> SUPPLIED TEXT:
--
Christina Henderson (born October 10, 1985) is an American politician in Washington, D.C. who was elected to the Council of the District of Columbia as an at-large member in 2020. Henderson previously worked for her predecessor, David Grosso, and served as a legislative aide in Congress. Henderson is an independent, not registered with any political party.

Early life and education
Henderson was born in Brooklyn, New York. Her mother joined the U.S. Army when she was young, leading the family to relocate multiple times. She considers Washington, D.C. her first permanent home. She attended Furman University, where she was the first black student body president, and was a member of Alpha Kappa Alpha sorority.

Career
Henderson worked in D.C. Public Schools on teacher effectiveness and as Deputy Chief of Staff for Councilmember David Grosso. After leaving his office, Henderson worked as a legislative assistant for U.S. Senator Chuck Schumer before launching her campaign for the Council. It was the first campaign she had undertaken.

Positions
As a candidate, Henderson said one of the first bills she plans to introduce is for ranked choice voting, as the current system favors incumbents. She is a skeptic of "defunding the police," saying that the Metropolitan Police Department should keep its current size. She supports tax increases on the wealthy and reforms to rent control.
--
> PROMPT A:
Answer these from the passage on Christina Henderson:
(i) In what city was Henderson born?
(ii) At which university was she the first black student body president?
(iii) For which U.S. senator did she work as a legislative assistant?
> PROMPT B:
Write the next few sentences of the passage on Christina Henderson, picking up right after its final sentence.
The entries after this point come from a different source than the passage on Christina Henderson.
--
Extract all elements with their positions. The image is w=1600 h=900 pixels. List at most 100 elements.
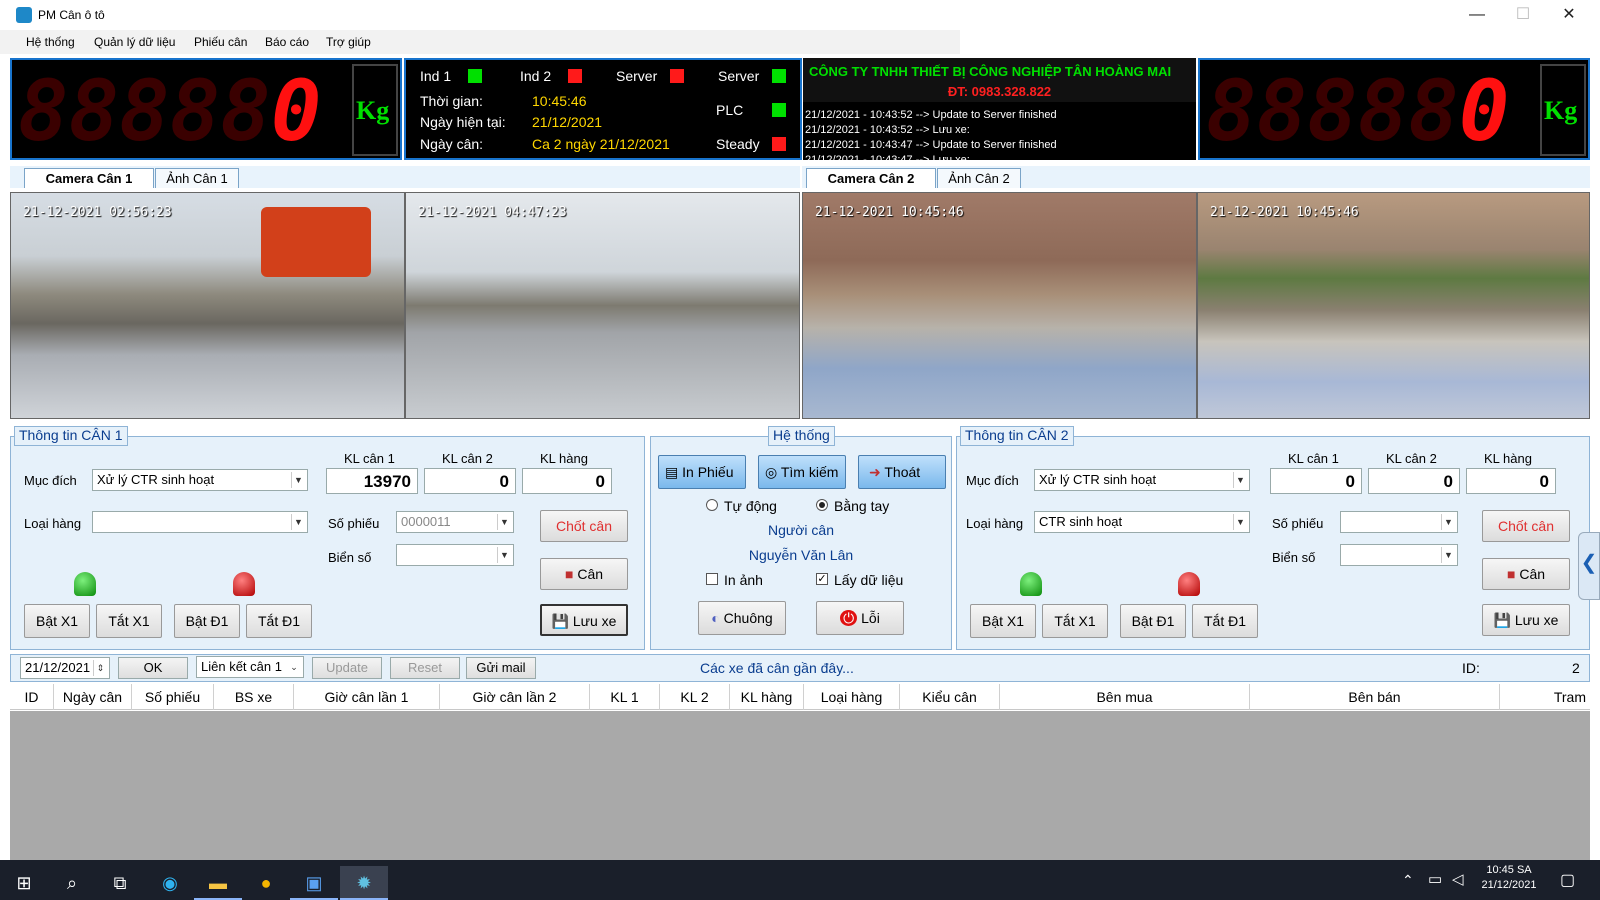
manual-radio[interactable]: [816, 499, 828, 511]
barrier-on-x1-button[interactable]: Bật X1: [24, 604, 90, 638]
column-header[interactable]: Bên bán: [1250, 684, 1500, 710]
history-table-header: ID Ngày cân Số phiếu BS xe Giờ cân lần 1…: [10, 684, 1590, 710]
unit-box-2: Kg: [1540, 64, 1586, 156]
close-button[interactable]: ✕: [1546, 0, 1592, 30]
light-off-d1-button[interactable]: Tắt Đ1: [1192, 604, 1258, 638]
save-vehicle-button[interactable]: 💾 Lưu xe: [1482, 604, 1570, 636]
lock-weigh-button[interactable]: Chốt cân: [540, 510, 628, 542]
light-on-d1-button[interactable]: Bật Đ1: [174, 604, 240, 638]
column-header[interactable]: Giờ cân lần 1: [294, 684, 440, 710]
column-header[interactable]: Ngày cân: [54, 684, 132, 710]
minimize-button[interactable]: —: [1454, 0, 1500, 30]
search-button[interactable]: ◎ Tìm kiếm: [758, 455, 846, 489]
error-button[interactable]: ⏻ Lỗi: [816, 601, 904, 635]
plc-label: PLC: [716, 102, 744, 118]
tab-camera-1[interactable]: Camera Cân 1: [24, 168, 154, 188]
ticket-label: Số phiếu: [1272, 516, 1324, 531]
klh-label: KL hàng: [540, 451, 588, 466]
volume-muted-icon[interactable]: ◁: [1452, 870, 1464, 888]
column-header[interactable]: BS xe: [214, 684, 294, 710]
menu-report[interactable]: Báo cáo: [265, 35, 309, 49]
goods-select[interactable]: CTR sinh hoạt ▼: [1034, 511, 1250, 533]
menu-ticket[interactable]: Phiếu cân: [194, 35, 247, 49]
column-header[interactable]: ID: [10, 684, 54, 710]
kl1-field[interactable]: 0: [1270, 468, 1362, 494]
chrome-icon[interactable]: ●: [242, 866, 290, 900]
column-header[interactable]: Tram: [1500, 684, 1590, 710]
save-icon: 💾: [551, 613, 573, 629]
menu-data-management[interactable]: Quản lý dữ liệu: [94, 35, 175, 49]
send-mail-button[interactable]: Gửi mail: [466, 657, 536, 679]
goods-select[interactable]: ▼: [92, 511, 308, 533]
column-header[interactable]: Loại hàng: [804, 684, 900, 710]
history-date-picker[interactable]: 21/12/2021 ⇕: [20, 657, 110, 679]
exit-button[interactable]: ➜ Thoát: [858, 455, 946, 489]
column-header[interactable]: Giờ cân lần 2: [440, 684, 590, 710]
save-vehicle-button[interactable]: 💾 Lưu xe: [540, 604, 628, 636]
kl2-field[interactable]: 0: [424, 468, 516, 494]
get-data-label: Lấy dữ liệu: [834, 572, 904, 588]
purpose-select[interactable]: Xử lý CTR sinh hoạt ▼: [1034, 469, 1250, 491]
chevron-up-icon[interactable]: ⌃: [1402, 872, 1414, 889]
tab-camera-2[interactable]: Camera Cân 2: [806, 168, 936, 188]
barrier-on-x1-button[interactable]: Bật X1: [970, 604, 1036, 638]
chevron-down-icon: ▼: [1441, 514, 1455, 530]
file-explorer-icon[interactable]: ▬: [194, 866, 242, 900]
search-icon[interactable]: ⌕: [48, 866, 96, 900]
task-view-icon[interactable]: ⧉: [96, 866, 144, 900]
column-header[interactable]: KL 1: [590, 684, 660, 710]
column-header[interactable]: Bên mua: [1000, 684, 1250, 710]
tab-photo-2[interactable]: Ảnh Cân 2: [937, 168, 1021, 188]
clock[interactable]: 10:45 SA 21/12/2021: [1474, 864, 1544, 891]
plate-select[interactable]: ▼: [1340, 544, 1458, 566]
--
> OUTPUT A:
(i) Brooklyn, New York
(ii) Furman University
(iii) Chuck Schumer

> OUTPUT B:
Campaign
Henderson switched her party affiliation to run as an independent and received an endorsement from The Washington Post. She garnered 15 percent of the vote to win the seat among 23 candidates. She ran using public financing, which capped the amount she could accept from individuals, and was a program created through legislation she worked on as a staffer.

Personal life
She and her husband, Nu, have a daughter. They live in Petworth and have a rescue dog, Langston.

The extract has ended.